*Aim 1*
Copy out the rows starting at the one containing "Patent image size: (1032, 877)." and ending at the one containing "The enlargement 30a is at (274, 708).", keeping both of those rows.

*Text shown*
┄┄┄┄┄┄┄┄┄┄┄┄┄┄┄┄┄┄┄┄

In sum then the Kearny Mesa award must be reversed because University had no other protection with respect to competing Chrysler dealerships, other than the rights provided by sections 3062 and 3063. Those rights were finally determined in our opinions in in D006225 and D004828 and the trial court erred in failing to give our disposition collateral estoppel effect.
B. Maserati
Chrysler began importing the Maserati line of automobiles in 1988, long after University's complaint was filed. According to Chrysler, because of low production, Chrysler provided the Maseratis to only 300 of its 2,000 dealers.
At trial University provided evidence that although it had been promised the Maserati line of cars by Chrysler officials, Chrysler never honored the promise.

┄┄┄┄┄┄┄┄┄┄┄┄┄┄┄┄┄┄┄┄

*Input data*
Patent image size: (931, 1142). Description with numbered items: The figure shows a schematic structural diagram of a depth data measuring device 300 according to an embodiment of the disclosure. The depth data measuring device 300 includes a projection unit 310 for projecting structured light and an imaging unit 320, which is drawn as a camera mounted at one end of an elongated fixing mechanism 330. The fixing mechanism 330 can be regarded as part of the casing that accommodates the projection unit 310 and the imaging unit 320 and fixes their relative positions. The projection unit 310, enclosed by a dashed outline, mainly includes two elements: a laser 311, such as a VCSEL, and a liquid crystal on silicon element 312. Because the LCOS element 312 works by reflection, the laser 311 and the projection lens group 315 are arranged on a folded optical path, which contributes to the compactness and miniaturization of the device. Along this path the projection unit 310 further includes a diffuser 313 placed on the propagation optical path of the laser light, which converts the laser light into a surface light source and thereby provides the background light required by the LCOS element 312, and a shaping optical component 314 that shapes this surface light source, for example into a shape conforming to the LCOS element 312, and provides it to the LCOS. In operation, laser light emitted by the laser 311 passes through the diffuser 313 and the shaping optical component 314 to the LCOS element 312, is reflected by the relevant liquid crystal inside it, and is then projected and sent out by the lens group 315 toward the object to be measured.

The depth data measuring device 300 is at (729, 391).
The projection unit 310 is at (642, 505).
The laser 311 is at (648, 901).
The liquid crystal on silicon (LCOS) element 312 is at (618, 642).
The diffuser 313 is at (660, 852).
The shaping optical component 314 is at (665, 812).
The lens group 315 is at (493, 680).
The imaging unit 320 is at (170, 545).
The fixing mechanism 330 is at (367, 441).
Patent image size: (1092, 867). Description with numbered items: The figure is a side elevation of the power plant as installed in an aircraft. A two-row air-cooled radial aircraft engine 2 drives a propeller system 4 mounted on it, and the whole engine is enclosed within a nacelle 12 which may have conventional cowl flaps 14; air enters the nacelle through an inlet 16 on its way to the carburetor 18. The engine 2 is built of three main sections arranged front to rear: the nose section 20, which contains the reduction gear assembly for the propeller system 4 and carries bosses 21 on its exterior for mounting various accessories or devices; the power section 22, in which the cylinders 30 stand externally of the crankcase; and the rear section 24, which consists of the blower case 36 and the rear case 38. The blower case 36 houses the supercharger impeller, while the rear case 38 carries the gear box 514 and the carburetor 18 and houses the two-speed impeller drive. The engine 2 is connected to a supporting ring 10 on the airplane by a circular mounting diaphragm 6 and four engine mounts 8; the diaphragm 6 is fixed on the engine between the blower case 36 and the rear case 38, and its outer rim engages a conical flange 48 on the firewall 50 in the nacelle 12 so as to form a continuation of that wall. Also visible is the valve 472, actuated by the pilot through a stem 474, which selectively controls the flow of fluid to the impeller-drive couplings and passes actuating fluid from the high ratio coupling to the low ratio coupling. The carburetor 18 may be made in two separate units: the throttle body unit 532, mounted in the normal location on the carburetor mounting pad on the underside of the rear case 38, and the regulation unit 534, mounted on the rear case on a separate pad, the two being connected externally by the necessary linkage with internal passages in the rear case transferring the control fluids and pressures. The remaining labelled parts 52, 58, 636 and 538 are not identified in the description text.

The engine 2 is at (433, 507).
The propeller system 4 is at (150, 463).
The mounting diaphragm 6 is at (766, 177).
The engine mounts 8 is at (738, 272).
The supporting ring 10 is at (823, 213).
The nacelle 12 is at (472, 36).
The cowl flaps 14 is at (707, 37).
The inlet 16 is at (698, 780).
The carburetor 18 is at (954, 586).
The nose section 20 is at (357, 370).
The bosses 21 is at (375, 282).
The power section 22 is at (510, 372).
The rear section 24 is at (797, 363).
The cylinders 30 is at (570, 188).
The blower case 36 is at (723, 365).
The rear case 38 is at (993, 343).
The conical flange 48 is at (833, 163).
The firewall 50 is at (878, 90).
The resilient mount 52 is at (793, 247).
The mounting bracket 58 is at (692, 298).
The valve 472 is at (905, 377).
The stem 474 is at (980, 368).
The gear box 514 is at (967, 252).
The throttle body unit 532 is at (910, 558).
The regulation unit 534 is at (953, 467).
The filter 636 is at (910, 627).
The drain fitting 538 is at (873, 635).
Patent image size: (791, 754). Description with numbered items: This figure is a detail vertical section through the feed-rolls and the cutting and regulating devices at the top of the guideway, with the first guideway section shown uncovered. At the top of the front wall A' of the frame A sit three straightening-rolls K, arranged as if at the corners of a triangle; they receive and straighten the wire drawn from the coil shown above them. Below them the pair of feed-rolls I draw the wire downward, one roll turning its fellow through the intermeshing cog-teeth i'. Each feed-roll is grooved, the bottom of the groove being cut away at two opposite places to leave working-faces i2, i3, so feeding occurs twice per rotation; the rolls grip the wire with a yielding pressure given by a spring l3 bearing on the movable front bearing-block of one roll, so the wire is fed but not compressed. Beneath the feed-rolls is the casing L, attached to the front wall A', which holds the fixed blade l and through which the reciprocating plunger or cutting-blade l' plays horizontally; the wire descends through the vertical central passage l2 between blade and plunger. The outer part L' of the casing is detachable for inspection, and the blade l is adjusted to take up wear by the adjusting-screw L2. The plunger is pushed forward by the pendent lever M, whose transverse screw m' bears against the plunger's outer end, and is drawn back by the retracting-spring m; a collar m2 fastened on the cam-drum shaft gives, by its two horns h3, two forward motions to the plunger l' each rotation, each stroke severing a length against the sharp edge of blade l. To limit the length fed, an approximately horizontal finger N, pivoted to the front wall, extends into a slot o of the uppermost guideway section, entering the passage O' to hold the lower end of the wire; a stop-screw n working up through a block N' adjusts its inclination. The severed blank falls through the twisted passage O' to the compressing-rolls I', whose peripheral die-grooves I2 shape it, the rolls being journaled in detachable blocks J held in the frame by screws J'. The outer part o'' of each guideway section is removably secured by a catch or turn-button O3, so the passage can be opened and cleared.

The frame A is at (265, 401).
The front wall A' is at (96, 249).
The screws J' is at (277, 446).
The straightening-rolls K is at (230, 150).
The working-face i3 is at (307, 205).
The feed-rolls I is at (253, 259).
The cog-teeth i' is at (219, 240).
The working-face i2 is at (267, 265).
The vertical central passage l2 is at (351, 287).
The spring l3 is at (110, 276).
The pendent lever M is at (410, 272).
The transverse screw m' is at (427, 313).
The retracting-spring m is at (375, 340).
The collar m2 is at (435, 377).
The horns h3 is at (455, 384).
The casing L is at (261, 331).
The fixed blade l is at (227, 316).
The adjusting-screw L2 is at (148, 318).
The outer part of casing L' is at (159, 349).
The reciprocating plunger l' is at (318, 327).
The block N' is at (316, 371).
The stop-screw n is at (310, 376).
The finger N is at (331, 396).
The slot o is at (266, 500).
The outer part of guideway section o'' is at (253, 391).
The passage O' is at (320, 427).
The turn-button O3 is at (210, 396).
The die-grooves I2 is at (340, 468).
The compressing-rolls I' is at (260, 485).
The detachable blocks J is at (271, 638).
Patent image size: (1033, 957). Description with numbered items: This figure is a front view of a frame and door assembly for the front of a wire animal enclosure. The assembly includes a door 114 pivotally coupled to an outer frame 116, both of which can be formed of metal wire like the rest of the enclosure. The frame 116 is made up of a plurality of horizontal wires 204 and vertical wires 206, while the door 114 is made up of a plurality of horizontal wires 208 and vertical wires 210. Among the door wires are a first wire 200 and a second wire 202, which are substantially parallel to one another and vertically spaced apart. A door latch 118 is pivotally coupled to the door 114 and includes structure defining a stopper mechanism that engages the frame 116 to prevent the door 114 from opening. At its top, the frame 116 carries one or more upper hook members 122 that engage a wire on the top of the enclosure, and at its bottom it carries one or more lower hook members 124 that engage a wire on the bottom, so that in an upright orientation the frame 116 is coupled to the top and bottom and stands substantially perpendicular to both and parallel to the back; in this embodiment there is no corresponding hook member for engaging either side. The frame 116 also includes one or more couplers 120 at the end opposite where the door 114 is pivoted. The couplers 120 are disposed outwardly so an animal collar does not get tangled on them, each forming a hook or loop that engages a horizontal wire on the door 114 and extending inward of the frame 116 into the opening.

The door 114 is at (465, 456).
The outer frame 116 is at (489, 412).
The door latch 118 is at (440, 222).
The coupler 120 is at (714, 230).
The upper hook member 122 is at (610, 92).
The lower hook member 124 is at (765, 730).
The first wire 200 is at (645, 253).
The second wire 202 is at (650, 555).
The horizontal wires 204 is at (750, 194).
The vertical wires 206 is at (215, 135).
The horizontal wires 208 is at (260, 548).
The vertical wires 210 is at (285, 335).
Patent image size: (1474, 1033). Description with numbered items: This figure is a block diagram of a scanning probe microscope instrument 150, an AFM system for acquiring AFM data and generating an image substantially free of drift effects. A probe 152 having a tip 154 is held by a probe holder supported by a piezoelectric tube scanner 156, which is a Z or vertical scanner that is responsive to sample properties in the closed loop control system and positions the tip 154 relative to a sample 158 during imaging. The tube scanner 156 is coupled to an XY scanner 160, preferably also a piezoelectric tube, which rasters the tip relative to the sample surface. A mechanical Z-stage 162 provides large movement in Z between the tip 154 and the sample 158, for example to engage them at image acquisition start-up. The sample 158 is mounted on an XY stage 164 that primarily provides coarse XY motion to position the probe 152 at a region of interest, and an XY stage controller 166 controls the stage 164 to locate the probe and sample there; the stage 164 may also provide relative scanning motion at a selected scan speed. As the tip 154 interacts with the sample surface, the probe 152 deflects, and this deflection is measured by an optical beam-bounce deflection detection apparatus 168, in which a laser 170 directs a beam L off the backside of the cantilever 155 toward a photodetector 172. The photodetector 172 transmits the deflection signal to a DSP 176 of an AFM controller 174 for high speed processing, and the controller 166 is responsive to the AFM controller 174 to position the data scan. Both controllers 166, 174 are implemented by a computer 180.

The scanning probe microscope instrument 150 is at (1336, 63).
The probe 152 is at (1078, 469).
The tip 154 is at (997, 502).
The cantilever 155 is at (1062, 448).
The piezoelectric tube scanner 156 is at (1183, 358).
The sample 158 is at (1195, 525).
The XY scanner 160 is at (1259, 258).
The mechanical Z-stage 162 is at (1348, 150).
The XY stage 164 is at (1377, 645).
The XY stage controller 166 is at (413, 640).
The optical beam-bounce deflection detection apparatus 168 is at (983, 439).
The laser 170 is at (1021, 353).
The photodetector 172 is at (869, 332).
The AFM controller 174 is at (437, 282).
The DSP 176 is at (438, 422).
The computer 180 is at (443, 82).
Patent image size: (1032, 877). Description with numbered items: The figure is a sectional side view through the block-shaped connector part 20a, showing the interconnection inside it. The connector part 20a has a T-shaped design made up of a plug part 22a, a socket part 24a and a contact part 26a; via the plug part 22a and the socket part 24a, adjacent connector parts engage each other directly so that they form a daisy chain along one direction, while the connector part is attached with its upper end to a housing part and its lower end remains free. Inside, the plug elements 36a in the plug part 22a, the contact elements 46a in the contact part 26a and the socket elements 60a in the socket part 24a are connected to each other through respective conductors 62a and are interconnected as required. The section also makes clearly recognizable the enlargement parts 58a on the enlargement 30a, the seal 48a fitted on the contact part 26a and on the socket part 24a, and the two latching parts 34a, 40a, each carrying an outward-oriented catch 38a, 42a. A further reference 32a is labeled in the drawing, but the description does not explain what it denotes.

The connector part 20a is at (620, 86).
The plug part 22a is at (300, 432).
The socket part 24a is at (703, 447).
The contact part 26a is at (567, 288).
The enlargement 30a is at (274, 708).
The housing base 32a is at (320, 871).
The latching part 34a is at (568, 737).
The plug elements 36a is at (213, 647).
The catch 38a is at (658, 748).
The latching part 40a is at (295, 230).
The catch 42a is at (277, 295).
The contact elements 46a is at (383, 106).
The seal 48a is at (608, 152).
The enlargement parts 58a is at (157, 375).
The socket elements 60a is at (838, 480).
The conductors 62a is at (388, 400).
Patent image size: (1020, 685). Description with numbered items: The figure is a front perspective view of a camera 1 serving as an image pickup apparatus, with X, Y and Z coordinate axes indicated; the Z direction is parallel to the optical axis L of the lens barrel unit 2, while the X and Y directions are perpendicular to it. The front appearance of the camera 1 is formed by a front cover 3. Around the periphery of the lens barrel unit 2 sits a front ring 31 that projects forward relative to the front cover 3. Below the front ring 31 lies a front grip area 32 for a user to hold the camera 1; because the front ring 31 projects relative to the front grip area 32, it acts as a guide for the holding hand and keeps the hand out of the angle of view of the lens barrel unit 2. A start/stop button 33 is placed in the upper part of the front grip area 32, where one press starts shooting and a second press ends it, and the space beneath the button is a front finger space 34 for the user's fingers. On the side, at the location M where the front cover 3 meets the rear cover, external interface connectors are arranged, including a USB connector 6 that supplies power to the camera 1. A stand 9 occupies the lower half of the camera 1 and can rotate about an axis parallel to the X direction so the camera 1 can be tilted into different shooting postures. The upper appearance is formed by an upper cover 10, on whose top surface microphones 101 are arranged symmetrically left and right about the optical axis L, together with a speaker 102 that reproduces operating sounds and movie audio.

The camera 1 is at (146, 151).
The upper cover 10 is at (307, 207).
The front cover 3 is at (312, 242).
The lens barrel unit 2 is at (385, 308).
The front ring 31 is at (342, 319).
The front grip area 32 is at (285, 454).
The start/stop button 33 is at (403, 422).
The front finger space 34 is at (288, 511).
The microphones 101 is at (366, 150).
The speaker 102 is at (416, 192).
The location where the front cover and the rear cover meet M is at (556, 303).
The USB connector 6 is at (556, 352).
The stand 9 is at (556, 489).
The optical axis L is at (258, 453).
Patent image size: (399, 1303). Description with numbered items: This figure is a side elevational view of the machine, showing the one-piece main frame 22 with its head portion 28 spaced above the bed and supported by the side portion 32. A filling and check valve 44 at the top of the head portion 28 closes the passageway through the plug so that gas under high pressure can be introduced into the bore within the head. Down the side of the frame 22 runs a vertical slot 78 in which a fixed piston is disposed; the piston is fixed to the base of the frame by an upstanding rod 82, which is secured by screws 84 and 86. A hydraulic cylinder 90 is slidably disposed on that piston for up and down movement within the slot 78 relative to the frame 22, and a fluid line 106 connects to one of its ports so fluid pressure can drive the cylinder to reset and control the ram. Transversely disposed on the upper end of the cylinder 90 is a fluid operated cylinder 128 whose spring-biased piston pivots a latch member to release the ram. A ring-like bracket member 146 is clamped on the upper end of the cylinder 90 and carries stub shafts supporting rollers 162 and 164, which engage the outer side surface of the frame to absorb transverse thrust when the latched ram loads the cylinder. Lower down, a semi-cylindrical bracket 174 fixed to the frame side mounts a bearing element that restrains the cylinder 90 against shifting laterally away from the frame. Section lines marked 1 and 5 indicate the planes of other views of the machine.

┄┄┄┄┄┄┄┄┄┄┄┄┄┄┄┄┄┄┄┄

*Aim 2*
Write the next part of the passage on University's dispute with Chrysler, picking up from its last sentence.

*Reply 1*
Patent image size: (1032, 877). Description with numbered items: The figure is a sectional side view through the block-shaped connector part 20a, showing the interconnection inside it. The connector part 20a has a T-shaped design made up of a plug part 22a, a socket part 24a and a contact part 26a; via the plug part 22a and the socket part 24a, adjacent connector parts engage each other directly so that they form a daisy chain along one direction, while the connector part is attached with its upper end to a housing part and its lower end remains free. Inside, the plug elements 36a in the plug part 22a, the contact elements 46a in the contact part 26a and the socket elements 60a in the socket part 24a are connected to each other through respective conductors 62a and are interconnected as required. The section also makes clearly recognizable the enlargement parts 58a on the enlargement 30a, the seal 48a fitted on the contact part 26a and on the socket part 24a, and the two latching parts 34a, 40a, each carrying an outward-oriented catch 38a, 42a. A further reference 32a is labeled in the drawing, but the description does not explain what it denotes.

The connector part 20a is at (620, 86).
The plug part 22a is at (300, 432).
The socket part 24a is at (703, 447).
The contact part 26a is at (567, 288).
The enlargement 30a is at (274, 708).

*Reply 2*
University's Maserati claim was clearly cognizable by the Board under section 3050 which gives the Board the power to consider “ ‘any matter concerning the activities or practices of any ․ manufacturer.’ ” (Yamaha Motor Corp. v. Superior Court (1987) 195 Cal.App.3d 652, 656, 240 Cal.Rptr. 806) (Yamaha.) However, unlike its claims with respect to the Kearny Mesa dispute, University never attempted to bring its Maserati claim before the Board. University's failure to exhaust an available administrative remedy barred any proceeding on the Maserati claim in superior court. (Ibid.) “The decision in Yamaha Motor Corp. v. Superior Court (1986) 185 Cal.App.3d 1232, 230 Cal.Rptr. 382 applied the exhaustion doctrine where a motorcycle dealer sued Yamaha for breach of the franchise agreement, breach of the implied covenant of good faith and fair dealing, and intentional interference with prospective business advantage arising out of Yamaha's refusal to sell a new product to the dealer and its sale to other dealers in the area. The court held that failure to seek relief before the Board barred the suit. The allegations of the complaint were held a proper subject of protest to the Board within sections 3060 and 3062.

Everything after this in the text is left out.